ROWS ->

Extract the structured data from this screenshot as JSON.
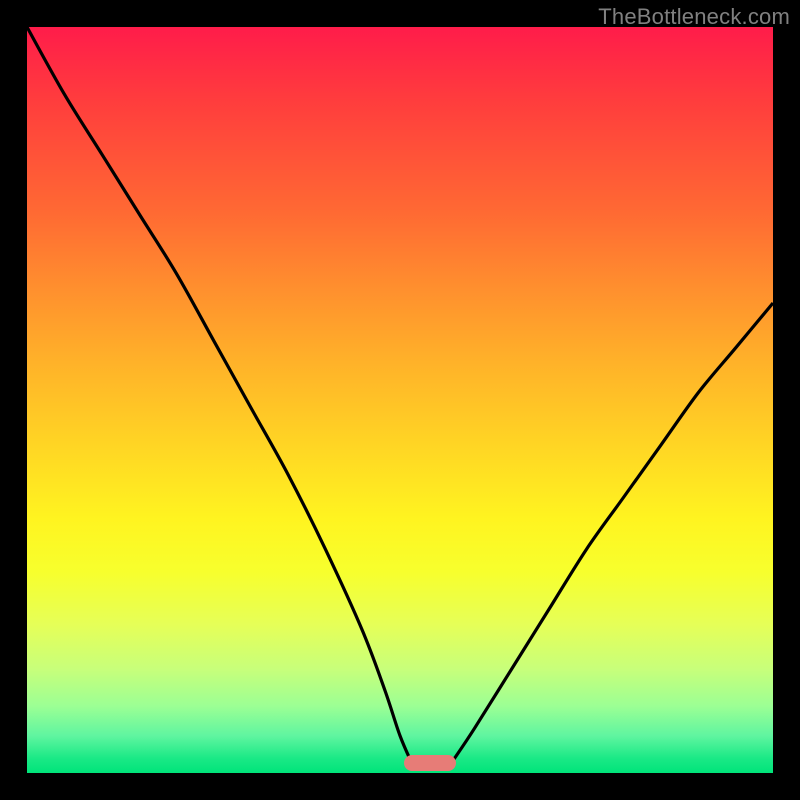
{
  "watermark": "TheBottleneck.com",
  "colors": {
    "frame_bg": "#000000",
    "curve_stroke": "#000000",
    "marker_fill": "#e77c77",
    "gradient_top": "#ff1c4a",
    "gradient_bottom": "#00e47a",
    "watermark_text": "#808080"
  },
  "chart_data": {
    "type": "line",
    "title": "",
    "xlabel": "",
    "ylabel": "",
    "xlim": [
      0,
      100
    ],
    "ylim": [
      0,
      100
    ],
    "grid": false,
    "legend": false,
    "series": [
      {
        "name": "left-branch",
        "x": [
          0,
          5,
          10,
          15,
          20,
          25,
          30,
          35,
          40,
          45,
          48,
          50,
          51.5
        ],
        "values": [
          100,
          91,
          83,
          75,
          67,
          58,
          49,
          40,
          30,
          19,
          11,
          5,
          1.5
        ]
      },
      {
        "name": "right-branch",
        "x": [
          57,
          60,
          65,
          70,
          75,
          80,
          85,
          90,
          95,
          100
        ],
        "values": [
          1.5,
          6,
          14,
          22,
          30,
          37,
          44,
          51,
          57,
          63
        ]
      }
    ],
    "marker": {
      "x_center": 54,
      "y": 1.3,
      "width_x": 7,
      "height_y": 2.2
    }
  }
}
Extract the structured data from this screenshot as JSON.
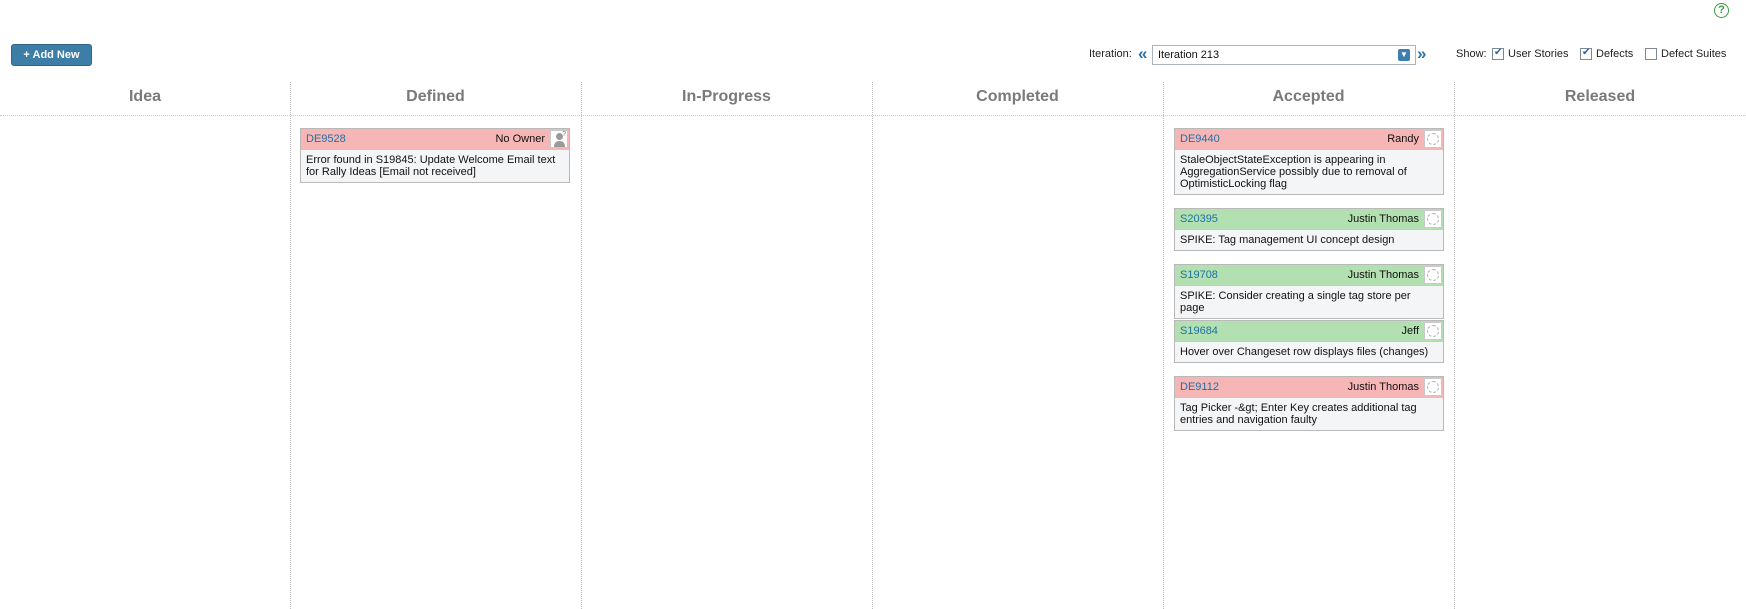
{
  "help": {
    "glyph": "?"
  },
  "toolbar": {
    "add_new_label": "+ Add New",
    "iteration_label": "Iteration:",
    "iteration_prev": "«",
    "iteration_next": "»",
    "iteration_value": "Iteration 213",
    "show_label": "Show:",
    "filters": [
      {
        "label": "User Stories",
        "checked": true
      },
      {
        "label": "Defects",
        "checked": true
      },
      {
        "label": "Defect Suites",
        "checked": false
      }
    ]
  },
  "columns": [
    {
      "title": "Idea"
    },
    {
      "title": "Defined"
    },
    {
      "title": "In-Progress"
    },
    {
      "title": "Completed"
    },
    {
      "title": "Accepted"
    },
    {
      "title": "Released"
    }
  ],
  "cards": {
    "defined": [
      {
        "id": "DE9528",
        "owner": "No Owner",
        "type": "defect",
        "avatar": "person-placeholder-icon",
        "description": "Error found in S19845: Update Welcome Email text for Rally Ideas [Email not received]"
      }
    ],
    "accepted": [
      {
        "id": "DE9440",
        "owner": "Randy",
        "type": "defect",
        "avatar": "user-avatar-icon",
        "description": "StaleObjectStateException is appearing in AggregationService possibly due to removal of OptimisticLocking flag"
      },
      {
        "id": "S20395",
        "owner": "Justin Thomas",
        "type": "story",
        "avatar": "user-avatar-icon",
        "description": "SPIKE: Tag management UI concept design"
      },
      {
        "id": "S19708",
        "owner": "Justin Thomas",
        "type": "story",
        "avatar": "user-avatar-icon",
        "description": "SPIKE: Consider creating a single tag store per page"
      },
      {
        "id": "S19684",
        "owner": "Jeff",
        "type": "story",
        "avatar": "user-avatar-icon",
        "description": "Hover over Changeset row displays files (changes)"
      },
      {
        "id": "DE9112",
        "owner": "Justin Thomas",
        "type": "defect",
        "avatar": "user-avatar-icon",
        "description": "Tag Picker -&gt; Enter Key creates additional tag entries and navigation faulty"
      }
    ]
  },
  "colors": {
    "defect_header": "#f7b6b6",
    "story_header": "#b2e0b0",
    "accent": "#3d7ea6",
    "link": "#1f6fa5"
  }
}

---

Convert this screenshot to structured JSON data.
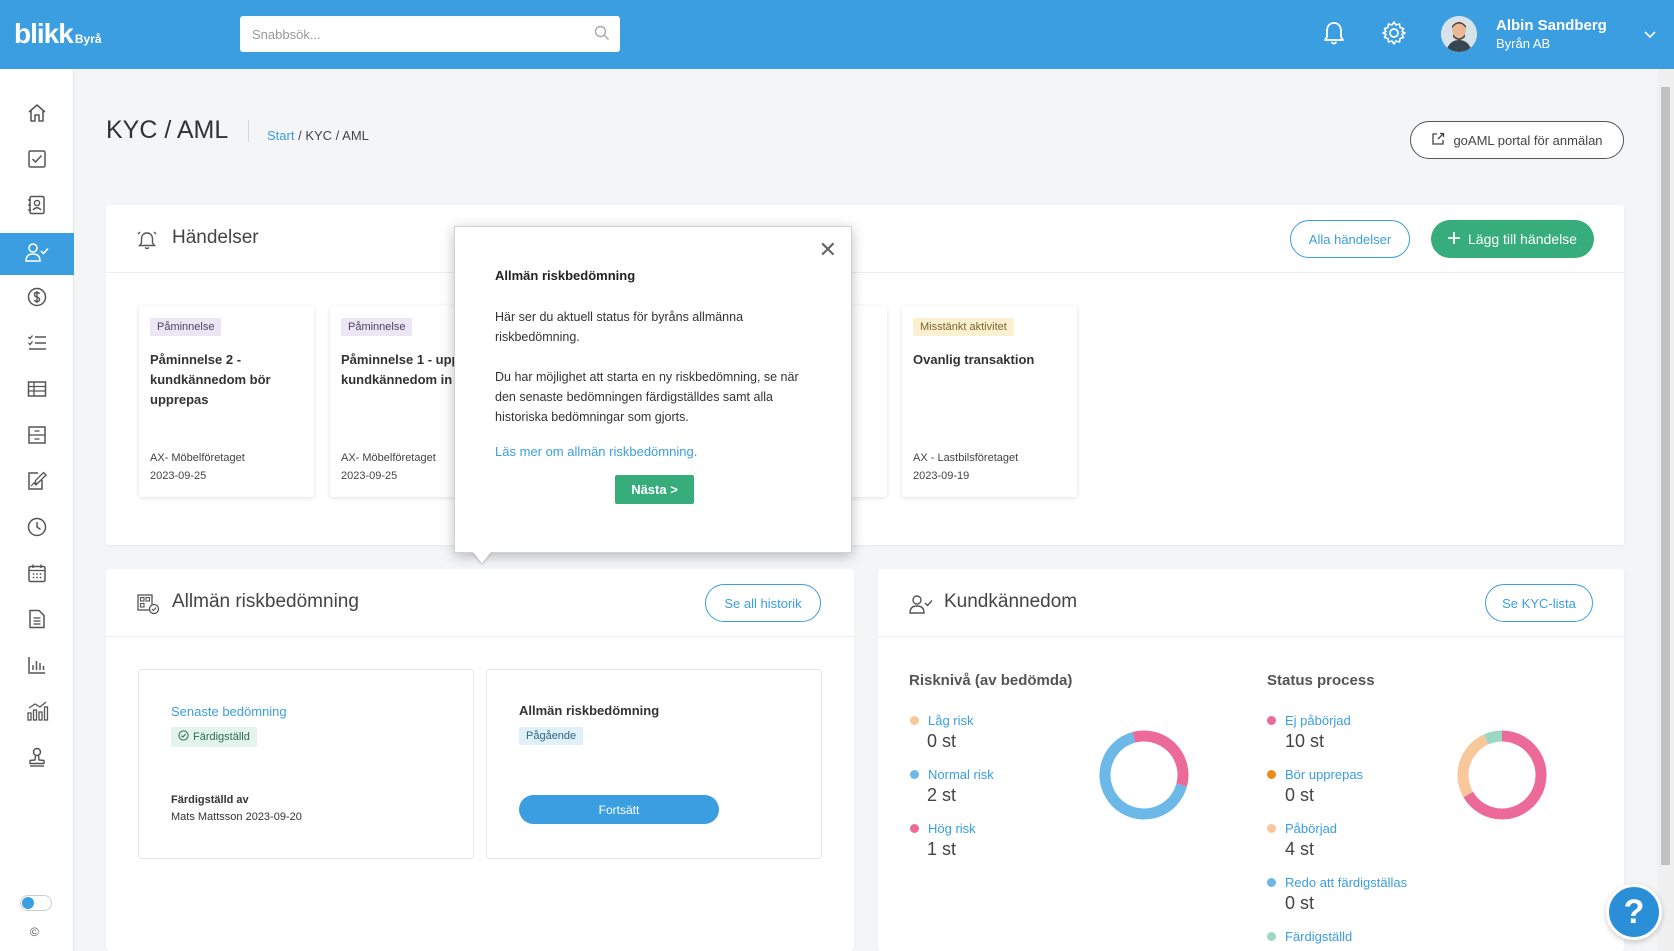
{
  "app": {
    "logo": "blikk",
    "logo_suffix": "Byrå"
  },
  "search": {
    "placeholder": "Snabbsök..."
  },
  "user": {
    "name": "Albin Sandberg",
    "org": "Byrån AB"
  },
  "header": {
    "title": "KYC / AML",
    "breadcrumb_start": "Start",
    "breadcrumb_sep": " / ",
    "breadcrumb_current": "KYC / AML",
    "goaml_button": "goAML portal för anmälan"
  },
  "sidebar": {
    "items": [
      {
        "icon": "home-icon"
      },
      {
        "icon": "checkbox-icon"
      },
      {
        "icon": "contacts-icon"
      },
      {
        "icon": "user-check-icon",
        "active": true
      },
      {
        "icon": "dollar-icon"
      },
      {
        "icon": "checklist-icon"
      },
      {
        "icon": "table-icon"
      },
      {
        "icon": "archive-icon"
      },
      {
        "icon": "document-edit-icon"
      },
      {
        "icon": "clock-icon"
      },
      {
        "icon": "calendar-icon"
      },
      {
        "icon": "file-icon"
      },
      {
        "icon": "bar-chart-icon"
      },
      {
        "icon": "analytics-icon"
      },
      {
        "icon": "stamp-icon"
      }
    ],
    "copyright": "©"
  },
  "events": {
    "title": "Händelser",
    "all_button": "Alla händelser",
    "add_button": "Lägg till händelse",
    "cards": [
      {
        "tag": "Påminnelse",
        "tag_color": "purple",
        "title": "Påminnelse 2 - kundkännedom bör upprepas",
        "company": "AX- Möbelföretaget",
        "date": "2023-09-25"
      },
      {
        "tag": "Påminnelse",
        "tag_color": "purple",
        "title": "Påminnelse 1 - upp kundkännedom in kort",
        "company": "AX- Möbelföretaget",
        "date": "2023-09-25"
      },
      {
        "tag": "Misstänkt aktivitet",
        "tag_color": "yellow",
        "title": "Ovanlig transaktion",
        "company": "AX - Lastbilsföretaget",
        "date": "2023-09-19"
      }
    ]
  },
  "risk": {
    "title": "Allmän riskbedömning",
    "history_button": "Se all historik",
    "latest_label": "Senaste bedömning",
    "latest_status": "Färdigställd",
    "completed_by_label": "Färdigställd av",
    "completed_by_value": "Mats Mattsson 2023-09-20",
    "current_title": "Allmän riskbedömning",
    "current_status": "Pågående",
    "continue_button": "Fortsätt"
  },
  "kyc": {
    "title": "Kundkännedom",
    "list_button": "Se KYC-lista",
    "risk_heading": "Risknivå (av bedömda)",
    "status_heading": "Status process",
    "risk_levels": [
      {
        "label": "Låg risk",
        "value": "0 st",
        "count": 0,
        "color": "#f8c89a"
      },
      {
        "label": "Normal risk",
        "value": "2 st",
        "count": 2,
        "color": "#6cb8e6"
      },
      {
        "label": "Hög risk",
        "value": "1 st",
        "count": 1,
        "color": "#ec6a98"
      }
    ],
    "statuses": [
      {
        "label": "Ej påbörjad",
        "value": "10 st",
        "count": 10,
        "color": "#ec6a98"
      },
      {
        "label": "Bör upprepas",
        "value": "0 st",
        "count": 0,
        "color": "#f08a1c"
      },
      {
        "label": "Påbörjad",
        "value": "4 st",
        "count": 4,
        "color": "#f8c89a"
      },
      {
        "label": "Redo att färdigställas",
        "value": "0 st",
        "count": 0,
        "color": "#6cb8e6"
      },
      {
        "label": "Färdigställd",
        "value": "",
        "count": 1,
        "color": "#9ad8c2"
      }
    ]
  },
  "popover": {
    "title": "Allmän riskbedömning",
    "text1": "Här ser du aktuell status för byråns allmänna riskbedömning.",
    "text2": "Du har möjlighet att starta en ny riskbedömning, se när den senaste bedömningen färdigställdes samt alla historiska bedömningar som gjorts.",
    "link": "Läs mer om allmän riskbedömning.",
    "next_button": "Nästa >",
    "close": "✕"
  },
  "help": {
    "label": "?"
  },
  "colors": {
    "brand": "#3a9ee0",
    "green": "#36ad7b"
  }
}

WRITTEN PROBLEM -> Check each line of the records for the word "riskbedömning" and extract those that contain it.

REPLY TO THE EXERCISE ->
    "title": "Allmän riskbedömning",
    "current_title": "Allmän riskbedömning",
    "title": "Allmän riskbedömning",
    "text1": "Här ser du aktuell status för byråns allmänna riskbedömning.",
    "text2": "Du har möjlighet att starta en ny riskbedömning, se när den senaste bedömningen färdigställdes samt alla historiska bedömningar som gjorts.",
    "link": "Läs mer om allmän riskbedömning.",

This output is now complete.